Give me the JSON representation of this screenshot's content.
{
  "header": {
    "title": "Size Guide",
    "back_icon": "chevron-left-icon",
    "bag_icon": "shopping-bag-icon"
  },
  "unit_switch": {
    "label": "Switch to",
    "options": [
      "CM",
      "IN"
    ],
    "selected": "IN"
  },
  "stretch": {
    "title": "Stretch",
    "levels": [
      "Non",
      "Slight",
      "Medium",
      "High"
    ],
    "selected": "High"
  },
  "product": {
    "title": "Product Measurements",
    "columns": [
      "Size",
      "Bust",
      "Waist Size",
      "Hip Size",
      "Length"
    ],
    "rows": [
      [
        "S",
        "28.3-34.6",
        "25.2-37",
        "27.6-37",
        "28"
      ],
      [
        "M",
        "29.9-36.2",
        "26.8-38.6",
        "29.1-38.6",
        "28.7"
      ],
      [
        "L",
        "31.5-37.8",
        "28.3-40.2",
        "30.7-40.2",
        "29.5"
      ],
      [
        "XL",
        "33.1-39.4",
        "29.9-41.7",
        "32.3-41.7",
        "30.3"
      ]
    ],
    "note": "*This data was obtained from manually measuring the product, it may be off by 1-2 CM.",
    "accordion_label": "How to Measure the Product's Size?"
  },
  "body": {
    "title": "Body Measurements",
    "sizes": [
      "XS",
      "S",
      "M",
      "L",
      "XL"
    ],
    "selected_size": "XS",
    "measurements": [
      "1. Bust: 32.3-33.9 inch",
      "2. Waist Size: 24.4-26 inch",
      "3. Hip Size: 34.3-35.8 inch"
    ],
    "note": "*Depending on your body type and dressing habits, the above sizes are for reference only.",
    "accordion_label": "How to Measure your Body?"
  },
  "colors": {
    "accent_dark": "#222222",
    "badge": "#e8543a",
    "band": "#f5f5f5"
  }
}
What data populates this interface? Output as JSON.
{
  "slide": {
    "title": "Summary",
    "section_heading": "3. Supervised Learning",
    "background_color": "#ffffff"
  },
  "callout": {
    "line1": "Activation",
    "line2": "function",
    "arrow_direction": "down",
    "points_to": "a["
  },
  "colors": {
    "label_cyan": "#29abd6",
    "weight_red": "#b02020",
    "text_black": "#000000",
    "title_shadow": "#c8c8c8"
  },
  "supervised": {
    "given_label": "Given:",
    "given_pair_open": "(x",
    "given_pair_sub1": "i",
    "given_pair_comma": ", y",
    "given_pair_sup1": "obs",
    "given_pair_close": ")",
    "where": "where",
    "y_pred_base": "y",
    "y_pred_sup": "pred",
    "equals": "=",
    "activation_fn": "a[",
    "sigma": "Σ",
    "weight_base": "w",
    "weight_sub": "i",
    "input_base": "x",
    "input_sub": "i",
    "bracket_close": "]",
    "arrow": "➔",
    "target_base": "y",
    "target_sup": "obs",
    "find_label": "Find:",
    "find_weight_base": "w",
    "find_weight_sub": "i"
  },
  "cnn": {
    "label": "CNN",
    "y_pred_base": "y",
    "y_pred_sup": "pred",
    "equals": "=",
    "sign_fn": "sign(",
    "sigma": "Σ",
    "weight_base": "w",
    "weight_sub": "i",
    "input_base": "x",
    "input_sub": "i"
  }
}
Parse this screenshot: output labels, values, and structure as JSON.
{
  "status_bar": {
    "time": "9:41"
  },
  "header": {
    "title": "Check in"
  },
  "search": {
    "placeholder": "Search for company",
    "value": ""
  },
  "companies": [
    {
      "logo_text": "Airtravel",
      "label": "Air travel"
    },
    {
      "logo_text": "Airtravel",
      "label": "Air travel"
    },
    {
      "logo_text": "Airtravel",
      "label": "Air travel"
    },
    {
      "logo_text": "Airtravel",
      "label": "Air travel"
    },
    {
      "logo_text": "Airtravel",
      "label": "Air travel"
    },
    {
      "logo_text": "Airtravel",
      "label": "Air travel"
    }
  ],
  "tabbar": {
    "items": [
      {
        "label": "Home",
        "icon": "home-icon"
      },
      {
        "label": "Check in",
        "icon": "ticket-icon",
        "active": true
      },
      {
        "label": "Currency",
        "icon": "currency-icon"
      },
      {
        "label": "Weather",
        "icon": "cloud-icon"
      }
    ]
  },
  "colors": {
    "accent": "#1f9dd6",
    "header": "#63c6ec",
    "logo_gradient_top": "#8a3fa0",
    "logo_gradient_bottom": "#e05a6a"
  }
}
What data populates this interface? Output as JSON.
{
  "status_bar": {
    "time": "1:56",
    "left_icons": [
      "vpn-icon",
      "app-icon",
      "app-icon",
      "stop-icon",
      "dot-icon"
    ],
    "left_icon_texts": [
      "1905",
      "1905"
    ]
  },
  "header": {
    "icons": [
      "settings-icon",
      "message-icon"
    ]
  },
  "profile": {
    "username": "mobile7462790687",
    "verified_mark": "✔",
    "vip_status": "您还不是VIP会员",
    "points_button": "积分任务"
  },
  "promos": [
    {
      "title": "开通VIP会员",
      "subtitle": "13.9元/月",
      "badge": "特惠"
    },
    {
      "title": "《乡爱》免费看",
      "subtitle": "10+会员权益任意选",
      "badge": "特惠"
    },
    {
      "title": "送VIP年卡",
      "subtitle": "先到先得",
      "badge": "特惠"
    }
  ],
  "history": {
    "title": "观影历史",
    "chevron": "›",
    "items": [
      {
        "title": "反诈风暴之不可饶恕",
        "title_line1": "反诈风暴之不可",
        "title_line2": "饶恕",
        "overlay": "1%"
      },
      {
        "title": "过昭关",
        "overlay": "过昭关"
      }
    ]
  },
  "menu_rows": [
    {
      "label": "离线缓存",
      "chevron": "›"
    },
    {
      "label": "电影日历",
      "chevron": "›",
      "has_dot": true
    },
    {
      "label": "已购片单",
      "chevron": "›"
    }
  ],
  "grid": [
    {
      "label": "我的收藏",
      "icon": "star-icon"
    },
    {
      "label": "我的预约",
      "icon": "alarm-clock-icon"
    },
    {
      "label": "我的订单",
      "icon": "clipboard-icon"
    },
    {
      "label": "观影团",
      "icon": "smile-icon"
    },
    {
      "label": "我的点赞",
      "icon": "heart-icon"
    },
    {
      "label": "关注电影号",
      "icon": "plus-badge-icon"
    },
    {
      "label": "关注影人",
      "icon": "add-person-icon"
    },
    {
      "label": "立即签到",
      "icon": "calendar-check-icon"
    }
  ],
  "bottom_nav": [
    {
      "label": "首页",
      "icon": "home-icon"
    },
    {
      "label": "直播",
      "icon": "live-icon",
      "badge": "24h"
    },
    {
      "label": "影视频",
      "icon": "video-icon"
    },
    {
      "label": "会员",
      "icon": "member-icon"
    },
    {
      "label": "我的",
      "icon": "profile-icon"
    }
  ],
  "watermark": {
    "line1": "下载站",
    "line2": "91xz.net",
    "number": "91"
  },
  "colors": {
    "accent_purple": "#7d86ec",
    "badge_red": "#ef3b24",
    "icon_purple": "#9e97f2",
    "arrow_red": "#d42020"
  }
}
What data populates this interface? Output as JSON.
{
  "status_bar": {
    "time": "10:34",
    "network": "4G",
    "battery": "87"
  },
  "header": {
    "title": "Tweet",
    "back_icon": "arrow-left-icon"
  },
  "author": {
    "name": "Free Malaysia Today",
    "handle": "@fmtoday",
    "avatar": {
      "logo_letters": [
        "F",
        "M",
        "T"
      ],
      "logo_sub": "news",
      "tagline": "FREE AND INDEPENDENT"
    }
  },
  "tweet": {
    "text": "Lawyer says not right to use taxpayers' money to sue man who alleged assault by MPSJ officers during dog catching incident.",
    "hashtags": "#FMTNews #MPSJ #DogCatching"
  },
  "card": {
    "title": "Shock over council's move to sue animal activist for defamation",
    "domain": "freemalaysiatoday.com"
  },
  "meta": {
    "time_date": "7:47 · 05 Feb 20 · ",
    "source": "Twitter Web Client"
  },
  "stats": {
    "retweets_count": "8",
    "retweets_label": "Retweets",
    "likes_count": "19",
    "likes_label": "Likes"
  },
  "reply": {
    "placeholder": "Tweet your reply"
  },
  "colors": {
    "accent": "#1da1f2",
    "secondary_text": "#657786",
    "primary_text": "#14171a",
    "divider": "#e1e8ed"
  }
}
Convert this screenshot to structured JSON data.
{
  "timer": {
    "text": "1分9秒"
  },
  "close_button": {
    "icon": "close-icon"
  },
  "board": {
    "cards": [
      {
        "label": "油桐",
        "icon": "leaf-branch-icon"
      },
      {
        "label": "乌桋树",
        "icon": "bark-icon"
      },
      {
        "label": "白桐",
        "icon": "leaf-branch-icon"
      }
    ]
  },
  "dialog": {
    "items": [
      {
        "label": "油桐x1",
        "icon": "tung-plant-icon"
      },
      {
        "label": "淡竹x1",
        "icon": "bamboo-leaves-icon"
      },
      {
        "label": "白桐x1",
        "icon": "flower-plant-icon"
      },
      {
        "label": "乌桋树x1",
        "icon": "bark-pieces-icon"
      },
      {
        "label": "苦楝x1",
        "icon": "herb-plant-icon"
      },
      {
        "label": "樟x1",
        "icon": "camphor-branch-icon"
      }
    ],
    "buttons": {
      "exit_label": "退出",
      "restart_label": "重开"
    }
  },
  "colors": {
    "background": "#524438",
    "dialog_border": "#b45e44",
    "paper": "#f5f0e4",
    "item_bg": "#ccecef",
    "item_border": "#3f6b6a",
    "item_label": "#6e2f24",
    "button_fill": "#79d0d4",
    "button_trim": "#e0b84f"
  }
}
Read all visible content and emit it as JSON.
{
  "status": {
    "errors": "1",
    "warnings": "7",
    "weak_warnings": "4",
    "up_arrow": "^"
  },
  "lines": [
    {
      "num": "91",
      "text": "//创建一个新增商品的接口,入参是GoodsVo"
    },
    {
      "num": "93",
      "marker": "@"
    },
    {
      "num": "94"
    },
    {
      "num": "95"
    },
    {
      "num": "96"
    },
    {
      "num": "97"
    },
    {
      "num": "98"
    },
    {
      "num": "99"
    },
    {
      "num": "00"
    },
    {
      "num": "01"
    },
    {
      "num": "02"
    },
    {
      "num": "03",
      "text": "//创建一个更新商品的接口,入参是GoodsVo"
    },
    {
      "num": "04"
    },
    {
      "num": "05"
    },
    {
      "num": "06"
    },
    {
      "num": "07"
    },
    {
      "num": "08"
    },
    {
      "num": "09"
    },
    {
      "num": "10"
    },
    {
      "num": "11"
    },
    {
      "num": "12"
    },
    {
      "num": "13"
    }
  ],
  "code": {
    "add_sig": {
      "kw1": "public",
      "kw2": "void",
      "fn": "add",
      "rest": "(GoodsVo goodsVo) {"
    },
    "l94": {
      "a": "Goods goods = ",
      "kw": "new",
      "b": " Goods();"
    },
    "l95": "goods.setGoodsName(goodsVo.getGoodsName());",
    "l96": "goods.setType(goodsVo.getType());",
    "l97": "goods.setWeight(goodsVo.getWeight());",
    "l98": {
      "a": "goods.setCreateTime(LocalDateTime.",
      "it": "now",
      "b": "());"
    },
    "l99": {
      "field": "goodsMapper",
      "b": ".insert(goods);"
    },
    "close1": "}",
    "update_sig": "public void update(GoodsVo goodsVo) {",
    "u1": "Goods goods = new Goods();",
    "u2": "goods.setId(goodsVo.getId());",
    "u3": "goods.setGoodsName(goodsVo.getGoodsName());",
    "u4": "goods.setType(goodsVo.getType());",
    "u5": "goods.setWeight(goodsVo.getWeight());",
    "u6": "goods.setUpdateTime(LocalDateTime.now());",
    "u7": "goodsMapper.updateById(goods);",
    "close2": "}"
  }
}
--------------------
Copy each line of the listing that holds the word "screenshot".

**SOLUTION TO THIS PROBLEM:**
Give me the JSON representation of this screenshot's content.
Parse this screenshot: output labels, values, and structure as JSON.
Convert this screenshot to structured JSON data.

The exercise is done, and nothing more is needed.